**TASK DIRECTIONS**: Among the following entries, count the lines that contain "color" and report only the result.

Figure record extracts:
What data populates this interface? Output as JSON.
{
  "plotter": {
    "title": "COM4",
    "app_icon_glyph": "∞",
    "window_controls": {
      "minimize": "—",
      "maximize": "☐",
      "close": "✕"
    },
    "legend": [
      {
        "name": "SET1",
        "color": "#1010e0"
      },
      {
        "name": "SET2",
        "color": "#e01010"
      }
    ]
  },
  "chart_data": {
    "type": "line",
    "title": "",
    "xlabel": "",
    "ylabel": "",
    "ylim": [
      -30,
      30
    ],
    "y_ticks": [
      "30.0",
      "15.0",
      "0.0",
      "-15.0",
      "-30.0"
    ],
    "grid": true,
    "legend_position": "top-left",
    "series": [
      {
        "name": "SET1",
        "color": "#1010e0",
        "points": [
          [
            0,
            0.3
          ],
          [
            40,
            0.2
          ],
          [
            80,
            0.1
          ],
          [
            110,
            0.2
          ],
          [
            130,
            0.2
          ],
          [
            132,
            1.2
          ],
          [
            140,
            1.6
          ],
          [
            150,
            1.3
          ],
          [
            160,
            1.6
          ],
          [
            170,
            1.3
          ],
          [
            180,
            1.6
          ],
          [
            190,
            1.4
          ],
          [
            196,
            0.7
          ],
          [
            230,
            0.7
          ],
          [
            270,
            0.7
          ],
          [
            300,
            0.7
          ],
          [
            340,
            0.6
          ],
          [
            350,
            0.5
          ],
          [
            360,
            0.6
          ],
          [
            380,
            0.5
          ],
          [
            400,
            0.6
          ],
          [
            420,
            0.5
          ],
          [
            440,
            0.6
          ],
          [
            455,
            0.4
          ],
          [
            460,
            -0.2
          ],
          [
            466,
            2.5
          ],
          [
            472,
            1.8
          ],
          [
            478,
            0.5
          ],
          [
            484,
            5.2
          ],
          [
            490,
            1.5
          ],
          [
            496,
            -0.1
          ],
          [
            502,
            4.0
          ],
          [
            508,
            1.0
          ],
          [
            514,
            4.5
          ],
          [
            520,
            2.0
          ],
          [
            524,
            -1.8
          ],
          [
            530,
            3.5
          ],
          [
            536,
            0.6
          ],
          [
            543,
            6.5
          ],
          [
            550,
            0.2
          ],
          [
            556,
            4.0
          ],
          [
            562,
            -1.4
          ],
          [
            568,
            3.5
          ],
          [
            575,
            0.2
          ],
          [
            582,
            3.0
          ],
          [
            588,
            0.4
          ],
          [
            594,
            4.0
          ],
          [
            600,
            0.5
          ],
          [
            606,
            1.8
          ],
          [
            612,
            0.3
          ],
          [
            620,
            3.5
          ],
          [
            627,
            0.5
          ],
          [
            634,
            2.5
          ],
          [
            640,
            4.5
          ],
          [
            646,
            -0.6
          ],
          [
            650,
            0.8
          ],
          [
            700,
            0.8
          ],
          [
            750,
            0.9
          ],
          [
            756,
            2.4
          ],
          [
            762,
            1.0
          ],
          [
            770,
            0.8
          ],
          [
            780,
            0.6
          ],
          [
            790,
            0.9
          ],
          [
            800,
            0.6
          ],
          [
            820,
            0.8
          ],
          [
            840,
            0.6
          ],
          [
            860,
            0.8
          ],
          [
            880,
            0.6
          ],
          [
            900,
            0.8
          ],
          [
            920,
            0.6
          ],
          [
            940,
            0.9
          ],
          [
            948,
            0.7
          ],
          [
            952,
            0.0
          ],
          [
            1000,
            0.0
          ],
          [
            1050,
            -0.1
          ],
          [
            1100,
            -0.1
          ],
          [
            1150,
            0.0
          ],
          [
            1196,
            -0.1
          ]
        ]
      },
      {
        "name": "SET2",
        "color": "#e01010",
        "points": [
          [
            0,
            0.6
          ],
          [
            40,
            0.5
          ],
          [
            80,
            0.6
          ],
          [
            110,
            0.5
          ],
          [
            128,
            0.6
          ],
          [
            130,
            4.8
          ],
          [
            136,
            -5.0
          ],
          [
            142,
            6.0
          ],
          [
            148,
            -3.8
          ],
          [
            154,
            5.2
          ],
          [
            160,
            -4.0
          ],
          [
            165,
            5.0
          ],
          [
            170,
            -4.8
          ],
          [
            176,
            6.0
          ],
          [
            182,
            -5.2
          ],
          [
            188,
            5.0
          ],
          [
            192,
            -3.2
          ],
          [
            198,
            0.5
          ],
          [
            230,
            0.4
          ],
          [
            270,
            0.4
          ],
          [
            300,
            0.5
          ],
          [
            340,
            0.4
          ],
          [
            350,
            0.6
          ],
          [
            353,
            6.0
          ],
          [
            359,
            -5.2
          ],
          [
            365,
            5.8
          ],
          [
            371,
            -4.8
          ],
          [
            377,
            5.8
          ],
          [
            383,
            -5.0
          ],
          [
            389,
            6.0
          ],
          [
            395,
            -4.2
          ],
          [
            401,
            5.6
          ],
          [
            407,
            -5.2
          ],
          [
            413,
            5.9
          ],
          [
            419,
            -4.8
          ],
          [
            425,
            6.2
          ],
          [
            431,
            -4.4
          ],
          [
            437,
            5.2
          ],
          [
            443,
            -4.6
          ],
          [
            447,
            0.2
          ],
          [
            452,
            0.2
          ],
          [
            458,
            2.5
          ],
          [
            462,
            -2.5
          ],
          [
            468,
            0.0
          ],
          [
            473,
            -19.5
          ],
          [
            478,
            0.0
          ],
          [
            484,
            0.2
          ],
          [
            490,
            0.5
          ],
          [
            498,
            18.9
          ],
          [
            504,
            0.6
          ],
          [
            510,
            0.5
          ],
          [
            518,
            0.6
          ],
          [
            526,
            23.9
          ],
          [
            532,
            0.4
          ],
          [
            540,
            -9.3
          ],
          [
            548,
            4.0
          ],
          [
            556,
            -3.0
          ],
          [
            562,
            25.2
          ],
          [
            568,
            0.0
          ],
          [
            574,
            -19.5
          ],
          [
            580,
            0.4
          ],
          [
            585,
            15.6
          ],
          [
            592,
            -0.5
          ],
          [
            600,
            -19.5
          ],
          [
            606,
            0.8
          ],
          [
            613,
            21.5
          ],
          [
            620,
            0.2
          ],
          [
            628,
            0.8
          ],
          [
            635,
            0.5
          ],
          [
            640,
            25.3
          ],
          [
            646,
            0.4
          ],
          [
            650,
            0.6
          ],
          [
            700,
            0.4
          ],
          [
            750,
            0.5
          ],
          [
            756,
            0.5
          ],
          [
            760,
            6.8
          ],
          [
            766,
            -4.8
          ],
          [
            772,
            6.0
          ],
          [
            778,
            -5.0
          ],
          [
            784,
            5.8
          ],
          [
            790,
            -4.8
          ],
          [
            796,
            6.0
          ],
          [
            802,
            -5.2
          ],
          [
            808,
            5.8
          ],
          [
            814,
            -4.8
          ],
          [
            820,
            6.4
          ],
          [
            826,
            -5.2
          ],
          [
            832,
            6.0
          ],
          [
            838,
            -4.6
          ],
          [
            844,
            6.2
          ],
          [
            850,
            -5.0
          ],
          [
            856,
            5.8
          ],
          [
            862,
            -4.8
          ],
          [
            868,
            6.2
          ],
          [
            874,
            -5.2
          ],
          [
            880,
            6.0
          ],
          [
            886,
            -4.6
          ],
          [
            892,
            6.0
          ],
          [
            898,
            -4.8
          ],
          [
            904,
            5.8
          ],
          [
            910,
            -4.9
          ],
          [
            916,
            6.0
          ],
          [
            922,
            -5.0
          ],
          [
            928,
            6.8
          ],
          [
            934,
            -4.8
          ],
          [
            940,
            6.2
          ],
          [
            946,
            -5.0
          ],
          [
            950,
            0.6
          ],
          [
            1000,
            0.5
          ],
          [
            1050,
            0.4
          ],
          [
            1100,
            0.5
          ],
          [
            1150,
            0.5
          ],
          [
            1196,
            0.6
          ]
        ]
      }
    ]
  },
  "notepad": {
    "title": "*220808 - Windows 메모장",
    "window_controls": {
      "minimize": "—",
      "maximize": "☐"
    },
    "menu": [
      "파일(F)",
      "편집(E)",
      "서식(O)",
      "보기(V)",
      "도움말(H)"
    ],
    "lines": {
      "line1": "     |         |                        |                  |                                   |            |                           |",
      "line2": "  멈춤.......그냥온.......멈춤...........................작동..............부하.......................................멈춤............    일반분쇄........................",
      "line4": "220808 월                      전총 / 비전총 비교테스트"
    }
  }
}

**OUTPUT BELOW**: 4